▶ [What the task requires] From the listing below, extract every line containing "sign".

▶ [Recorded information]
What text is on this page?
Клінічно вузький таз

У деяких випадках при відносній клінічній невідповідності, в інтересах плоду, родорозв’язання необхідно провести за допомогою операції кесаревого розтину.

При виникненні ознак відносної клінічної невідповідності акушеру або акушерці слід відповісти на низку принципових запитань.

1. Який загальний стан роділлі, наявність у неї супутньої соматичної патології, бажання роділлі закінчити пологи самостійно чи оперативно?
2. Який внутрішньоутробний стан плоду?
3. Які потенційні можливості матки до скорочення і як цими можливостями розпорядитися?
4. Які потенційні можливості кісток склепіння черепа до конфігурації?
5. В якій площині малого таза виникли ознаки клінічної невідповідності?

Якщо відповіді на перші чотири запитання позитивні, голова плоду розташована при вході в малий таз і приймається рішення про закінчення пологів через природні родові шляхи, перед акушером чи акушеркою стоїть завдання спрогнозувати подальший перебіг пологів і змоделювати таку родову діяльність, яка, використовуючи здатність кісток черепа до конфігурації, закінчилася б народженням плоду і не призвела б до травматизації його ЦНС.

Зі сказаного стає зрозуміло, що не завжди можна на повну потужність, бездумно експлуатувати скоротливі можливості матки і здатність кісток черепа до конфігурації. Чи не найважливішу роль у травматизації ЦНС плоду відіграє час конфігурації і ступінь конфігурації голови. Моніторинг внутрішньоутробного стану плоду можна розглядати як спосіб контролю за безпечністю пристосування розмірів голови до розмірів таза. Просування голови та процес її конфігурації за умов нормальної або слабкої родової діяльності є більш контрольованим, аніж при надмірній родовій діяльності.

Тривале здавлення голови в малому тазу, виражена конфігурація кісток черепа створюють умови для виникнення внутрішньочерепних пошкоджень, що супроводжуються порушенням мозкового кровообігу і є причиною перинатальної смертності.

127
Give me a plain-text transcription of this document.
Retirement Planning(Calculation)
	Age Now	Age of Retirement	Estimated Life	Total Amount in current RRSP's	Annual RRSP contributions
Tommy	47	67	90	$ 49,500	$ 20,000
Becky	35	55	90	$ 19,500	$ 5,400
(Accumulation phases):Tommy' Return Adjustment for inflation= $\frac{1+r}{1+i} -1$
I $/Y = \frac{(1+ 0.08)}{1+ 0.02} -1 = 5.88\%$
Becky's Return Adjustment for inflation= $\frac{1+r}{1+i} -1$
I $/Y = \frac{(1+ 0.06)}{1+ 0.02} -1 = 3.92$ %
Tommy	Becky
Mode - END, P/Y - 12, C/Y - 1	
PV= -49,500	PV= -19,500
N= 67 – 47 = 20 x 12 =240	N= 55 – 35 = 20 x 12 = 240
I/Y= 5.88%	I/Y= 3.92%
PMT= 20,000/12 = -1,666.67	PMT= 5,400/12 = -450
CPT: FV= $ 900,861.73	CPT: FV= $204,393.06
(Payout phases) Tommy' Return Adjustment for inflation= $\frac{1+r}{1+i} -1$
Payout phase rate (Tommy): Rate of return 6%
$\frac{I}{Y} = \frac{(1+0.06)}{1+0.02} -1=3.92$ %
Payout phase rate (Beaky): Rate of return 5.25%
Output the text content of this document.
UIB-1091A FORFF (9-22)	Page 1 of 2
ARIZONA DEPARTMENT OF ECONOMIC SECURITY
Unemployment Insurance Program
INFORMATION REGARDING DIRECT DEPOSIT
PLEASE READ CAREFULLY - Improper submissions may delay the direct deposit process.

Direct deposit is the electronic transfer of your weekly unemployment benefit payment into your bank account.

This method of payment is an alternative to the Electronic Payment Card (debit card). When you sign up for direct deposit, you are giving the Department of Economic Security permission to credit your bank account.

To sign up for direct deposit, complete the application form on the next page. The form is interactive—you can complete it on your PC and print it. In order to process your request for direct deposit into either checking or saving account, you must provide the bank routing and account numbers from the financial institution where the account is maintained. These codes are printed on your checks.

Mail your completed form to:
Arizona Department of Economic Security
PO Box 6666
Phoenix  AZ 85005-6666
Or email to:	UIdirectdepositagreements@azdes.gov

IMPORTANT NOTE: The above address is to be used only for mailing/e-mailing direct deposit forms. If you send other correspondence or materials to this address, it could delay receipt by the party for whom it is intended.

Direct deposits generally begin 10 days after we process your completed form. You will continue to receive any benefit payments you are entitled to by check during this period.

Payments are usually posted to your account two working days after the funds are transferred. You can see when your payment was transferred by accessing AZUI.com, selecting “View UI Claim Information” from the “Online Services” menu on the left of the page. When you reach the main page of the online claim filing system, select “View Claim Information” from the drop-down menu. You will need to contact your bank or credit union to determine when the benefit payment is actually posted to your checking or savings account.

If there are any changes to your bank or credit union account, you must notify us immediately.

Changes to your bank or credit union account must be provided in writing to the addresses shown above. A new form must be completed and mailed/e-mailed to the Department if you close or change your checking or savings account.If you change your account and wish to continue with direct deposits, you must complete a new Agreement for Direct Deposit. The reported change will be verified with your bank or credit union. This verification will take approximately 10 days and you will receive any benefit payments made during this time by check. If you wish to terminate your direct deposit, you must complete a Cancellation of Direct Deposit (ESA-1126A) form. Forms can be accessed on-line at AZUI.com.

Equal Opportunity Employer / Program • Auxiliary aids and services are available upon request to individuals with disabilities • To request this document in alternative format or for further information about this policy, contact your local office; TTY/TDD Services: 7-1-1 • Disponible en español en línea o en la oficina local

▶ [Exercise result]
This method of payment is an alternative to the Electronic Payment Card (debit card). When you sign up for direct deposit, you are giving the Department of Economic Security permission to credit your bank account.
To sign up for direct deposit, complete the application form on the next page. The form is interactive—you can complete it on your PC and print it. In order to process your request for direct deposit into either checking or saving account, you must provide the bank routing and account numbers from the financial institution where the account is maintained. These codes are printed on your checks.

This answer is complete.